_Directions for this task_. Copy all lines holding the word "JSON" from the entries.
## START Listing
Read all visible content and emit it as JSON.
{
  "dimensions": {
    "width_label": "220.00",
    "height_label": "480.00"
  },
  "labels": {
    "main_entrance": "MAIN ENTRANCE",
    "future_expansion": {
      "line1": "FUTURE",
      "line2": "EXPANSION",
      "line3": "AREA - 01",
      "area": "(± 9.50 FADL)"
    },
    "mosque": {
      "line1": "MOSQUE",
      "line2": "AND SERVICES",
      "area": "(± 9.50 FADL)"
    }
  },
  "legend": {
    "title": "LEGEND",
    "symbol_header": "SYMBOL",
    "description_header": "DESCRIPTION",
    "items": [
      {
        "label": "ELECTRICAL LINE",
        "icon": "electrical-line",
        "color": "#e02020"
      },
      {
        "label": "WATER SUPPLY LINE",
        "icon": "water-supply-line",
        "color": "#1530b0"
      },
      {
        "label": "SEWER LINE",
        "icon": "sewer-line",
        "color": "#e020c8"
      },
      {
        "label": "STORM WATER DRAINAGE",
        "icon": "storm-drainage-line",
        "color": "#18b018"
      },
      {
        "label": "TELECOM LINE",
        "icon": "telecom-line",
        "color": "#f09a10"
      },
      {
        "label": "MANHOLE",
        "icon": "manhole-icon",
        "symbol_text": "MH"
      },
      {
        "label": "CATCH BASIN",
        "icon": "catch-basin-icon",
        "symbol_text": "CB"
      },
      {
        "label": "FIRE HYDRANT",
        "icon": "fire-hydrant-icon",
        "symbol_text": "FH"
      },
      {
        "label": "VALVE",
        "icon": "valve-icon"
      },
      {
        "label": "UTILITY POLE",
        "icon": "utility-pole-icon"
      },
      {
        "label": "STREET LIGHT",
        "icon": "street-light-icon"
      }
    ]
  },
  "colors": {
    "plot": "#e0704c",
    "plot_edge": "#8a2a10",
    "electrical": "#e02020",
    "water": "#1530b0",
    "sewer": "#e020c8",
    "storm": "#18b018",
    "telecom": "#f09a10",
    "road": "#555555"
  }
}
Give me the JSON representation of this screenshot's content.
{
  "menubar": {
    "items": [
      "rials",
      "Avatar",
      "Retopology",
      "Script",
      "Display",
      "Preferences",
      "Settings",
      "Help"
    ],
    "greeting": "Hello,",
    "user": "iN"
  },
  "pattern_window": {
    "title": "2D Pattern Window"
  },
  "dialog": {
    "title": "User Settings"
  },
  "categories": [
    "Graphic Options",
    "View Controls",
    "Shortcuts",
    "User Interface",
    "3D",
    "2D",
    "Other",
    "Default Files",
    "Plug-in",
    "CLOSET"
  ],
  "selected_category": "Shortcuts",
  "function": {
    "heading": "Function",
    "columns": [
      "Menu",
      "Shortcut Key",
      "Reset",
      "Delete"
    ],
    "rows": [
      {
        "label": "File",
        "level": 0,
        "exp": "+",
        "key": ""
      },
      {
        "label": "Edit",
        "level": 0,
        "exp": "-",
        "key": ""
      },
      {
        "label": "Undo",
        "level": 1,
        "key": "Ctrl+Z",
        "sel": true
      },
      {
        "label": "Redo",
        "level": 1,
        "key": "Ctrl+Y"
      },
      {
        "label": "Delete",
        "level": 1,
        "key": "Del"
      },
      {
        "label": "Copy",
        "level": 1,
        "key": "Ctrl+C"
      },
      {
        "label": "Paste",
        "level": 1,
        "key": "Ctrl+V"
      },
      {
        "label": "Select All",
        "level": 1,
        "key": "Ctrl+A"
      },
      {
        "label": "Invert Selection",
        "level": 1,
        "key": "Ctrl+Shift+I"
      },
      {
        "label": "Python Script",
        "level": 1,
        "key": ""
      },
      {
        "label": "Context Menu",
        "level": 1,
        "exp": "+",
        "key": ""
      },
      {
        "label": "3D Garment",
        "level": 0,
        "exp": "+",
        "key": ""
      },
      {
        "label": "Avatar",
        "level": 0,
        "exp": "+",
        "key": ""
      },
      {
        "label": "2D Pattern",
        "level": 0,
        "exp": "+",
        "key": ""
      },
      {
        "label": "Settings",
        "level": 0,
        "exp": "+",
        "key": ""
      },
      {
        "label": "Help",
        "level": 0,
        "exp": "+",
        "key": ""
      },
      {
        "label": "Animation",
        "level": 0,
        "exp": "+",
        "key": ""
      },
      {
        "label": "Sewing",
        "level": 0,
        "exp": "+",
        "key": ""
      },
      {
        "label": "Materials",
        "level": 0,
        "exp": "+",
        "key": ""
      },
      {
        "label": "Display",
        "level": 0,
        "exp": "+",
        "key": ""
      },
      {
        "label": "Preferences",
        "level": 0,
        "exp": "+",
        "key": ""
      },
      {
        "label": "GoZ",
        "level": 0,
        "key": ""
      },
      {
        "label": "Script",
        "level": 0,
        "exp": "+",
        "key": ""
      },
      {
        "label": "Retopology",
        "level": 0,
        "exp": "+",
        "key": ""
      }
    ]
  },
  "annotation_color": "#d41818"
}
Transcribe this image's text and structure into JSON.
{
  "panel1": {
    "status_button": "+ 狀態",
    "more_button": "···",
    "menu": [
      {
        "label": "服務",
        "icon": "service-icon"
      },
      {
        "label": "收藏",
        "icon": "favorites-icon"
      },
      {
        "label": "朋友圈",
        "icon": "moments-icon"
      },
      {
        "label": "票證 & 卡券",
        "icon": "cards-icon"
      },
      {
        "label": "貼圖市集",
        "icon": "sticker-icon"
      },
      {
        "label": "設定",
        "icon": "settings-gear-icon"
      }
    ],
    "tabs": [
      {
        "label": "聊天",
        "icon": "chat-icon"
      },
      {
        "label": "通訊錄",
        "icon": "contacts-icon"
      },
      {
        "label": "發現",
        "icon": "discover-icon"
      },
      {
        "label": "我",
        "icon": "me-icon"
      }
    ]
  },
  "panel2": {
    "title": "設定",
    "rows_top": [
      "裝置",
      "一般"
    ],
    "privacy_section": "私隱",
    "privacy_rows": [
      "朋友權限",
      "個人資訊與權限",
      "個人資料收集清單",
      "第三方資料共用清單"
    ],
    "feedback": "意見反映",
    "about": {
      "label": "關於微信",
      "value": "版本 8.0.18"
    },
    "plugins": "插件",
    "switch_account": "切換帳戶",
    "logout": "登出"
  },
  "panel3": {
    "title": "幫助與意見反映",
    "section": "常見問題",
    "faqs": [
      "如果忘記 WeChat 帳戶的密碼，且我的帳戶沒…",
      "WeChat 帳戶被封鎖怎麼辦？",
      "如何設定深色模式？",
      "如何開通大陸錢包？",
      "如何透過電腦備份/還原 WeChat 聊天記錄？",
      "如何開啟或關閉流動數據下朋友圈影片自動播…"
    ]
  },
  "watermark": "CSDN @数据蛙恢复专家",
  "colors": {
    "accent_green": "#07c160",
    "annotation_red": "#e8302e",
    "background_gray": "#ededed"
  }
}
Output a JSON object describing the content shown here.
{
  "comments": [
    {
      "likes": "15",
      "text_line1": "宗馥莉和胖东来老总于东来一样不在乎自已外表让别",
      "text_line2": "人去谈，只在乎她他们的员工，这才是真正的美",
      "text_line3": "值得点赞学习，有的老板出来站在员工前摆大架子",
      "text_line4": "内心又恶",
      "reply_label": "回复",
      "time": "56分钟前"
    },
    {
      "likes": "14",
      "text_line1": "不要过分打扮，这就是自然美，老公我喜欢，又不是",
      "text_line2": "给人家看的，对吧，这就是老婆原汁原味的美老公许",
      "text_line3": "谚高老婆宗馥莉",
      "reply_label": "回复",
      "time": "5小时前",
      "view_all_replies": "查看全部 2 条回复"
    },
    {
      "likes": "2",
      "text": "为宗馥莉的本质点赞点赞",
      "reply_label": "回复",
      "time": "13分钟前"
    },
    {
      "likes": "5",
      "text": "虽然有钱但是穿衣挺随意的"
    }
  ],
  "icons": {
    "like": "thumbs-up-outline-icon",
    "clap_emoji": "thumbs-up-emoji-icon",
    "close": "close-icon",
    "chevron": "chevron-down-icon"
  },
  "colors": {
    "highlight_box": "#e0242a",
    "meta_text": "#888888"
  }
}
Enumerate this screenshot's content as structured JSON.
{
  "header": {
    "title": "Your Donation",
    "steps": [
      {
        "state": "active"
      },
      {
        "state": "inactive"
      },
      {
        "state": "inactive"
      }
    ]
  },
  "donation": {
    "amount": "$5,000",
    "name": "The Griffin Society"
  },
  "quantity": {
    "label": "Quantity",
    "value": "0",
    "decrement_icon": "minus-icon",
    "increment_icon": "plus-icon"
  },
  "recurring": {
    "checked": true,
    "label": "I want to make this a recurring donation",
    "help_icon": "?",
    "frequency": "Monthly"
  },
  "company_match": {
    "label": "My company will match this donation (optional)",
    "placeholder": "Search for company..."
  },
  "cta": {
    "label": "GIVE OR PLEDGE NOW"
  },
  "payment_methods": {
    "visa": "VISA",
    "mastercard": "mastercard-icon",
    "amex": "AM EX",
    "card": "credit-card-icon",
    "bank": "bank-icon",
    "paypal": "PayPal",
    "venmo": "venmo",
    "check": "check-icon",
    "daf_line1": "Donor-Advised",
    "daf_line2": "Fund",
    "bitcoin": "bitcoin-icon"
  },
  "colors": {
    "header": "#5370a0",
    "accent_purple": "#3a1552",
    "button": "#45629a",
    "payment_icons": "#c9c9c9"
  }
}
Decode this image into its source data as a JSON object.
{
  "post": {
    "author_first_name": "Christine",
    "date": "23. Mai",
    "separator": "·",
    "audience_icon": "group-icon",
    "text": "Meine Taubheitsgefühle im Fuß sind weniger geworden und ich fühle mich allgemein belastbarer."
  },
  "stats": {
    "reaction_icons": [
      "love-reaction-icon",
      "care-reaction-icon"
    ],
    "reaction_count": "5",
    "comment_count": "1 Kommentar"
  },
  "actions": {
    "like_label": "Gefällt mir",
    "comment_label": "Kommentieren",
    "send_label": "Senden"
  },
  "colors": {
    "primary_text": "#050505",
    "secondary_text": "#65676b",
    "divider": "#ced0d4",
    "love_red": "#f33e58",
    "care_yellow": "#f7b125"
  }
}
## END Listing
_Full answer_.
Read all visible content and emit it as JSON.
Give me the JSON representation of this screenshot's content.
Transcribe this image's text and structure into JSON.
Output a JSON object describing the content shown here.
Enumerate this screenshot's content as structured JSON.
Decode this image into its source data as a JSON object.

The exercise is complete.